PROBLEM STATEMENT: Restate every line of the material, word for word.

GIVEN RECORDS:
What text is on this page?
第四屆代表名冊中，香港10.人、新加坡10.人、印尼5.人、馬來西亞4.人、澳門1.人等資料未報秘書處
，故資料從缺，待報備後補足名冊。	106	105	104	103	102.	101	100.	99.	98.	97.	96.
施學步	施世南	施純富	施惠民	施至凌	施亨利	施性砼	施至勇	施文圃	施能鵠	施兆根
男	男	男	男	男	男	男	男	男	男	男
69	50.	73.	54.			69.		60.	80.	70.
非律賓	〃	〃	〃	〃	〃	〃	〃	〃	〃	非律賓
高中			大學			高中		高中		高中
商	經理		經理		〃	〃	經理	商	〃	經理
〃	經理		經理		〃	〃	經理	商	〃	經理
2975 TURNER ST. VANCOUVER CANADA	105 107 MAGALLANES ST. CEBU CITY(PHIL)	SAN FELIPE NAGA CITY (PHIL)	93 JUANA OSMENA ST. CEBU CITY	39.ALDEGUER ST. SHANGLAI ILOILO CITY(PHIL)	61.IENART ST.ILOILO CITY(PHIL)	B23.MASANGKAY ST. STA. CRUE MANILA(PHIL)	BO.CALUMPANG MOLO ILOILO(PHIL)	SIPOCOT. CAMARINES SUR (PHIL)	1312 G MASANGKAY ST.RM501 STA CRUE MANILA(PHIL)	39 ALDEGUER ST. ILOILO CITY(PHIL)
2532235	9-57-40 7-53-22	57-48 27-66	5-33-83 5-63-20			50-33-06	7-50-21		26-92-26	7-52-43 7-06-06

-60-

FULL ANSWER:
What text is on this page?
第四屆代表名冊中，香港10.人、新加坡10.人、印尼5.人、馬來西亞4.人、澳門1.人等資料未報秘書處
，故資料從缺，待報備後補足名冊。	106	105	104	103	102.	101	100.	99.	98.	97.	96.
施學步	施世南	施純富	施惠民	施至凌	施亨利	施性砼	施至勇	施文圃	施能鵠	施兆根
男	男	男	男	男	男	男	男	男	男	男
69	50.	73.	54.			69.		60.	80.	70.
非律賓	〃	〃	〃	〃	〃	〃	〃	〃	〃	非律賓
高中			大學			高中		高中		高中
商	經理		經理		〃	〃	經理	商	〃	經理
〃	經理		經理		〃	〃	經理	商	〃	經理
2975 TURNER ST. VANCOUVER CANADA	105 107 MAGALLANES ST. CEBU CITY(PHIL)	SAN FELIPE NAGA CITY (PHIL)	93 JUANA OSMENA ST. CEBU CITY	39.ALDEGUER ST. SHANGLAI ILOILO CITY(PHIL)	61.IENART ST.ILOILO CITY(PHIL)	B23.MASANGKAY ST. STA. CRUE MANILA(PHIL)	BO.CALUMPANG MOLO ILOILO(PHIL)	SIPOCOT. CAMARINES SUR (PHIL)	1312 G MASANGKAY ST.RM501 STA CRUE MANILA(PHIL)	39 ALDEGUER ST. ILOILO CITY(PHIL)
2532235	9-57-40 7-53-22	57-48 27-66	5-33-83 5-63-20			50-33-06	7-50-21		26-92-26	7-52-43 7-06-06

-60-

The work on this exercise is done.